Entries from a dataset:
※

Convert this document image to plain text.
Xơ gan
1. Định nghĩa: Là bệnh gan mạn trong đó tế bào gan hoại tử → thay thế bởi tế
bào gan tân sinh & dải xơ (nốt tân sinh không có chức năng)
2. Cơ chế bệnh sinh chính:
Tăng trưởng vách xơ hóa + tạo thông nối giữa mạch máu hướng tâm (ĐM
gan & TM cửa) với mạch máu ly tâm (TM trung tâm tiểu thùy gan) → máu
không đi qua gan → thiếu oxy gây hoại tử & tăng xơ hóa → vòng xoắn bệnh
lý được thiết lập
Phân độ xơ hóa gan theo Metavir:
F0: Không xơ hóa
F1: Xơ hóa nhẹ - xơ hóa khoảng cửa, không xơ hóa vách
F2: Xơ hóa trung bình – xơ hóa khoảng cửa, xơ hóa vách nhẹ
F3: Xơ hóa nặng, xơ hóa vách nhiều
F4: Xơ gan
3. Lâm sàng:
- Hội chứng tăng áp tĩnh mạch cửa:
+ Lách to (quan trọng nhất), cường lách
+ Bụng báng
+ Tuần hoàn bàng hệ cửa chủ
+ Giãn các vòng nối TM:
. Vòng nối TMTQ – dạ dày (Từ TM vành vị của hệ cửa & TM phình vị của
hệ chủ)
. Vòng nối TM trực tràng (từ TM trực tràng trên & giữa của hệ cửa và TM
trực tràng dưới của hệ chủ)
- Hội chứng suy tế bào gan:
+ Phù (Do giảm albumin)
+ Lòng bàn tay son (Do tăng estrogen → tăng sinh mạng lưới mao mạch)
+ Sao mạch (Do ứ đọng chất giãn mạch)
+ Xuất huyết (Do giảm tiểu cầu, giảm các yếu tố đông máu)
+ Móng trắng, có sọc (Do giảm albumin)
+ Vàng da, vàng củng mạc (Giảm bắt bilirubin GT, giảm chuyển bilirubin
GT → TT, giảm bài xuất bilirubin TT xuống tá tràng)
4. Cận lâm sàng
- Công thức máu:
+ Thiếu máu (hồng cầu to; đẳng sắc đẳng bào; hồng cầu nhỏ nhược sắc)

※

● **Aim of the task**
Your answer should be one number: the count of lines in the data above that include the word "hoại".

● **Result**
2